**TEXTO FORNECIDO:**
O “Contador de Auschwitz” vai a julgamento no último grande processo por crimes do nazismo

Atualizado em 23 de abril de 2015 às 8:56
"O trabalho liberta"
“O trabalho liberta”

Publicado na DW.

 

“Numa noite de janeiro de 1943 eu vi pela primeira vez os judeus serem mortos com gás. Ouvi os gritos de pânico das pessoas na câmara de gás quando as portas se fecharam”, contou Oskar Gröning a jornais alemães em 2005, ao descrever o período em que trabalhou em Auschwitz.

Durante dois anos, de setembro de 1942 a outubro de 1944, ele serviu no campo de extermínio à Waffen-SS, tropa de elite das Forças Armadas nazistas. Sua função era administrar o dinheiro, joias e outros objetos de valor dos deportados – o que lhe valeu o apelido de “contador de Auschwitz”, dado pela mídia alemã.

O próprio ex-funcionário do regime nacional-socialista se considera inocente. “Não matei ninguém. Eu era só uma peça de engrenagem na máquina de extermínio. Eu não fui um criminoso.”

Malas e câmaras de gás

Apesar disso, dez anos depois, Gröning terá que responder à Justiça. Nesta terça-feira (21/04) começa na cidade de Lüneburg, na Baixa Saxônia, o que possivelmente será o último grande processo na Alemanha por crimes do nazismo.

O réu de 93 anos é acusado de cumplicidade no assassinato de pelos 300 mil pessoas. Por uma questão de apresentação de provas, limita-se à assim chamada “Operação Hungria” a queixa da Promotoria Pública de Hannover, responsável na Baixa Saxônia pela persecução de crimes nazistas.

De 16 de maio a 11 de julho, a SS deportou cerca de 425 mil judeus da Hungria para Auschwitz, dos quais 300 mil foram levados para a câmara de gás e executados, assim que desembarcaram. Nesses dois meses, um total de 137 trens chegou à fábrica da morte dos nazistas. Gröning também trabalhava diretamente na plataforma, participando da seleção, em que eram impiedosamente separados os grupos dos “aptos ao trabalho” e dos “inúteis”.

**MATERIAL FORNECIDO:**
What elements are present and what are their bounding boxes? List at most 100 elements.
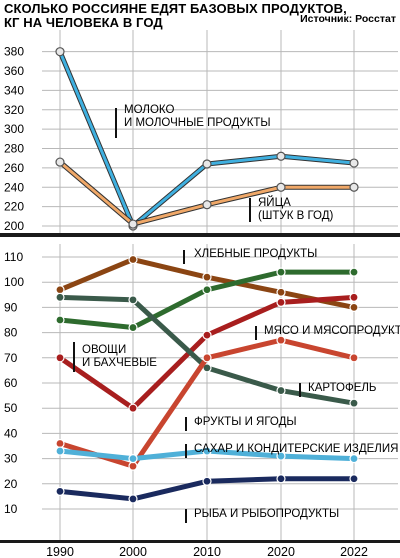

**TAREFAS PROPOSTAS:**
1. Relacione todos os nomes de lugares citados no texto sobre o julgamento de Oskar Gröning. Considere campos, cidades, regiões e países e mencione cada nome uma única vez.
2. Prossiga com a redação do texto sobre o julgamento de Oskar Gröning, a partir do ponto em que ele termina.

**LISTA DE RESPOSTAS:**
1.
- Auschwitz
- Lüneburg
- Baixa Saxônia
- Alemanha
- Hannover
- Hungria

2.
Ele sabia que os “descartados” não eram levados aos supostos chuveiros para “desinfecção”, mas sim diretamente enviados à morte. Uma das tarefas do “Contador” era recolher da plataforma as bagagens deixadas pelos condenados. O objetivo era “ocultar, dos detentos que viriam, os indícios do homicídio em massa”, segundo consta dos autos de acusação, que totalizam 85 páginas.

Gröning também era encarregado de contar o dinheiro encontrado nas malas, registrá-lo e encaminhá-lo à sede da SS em Berlim. Através de suas atividades, conclui a acusação, ele apoiou a matança sistemática do regime nazista.

Jurisprudência

Nascido em 10 de junho de 1921, Oskar Gröning era um jovem de 21 anos quando começou o trabalho no campo de concentração. Agora ele é um nonagenário. “O processo chega com décadas de atraso”, constata Christoph Heubner, vice-presidente do Comitê Internacional de Auschwitz. “O réu passou as décadas mais importantes de sua vida em paz e liberdade, no seio da sociedade.”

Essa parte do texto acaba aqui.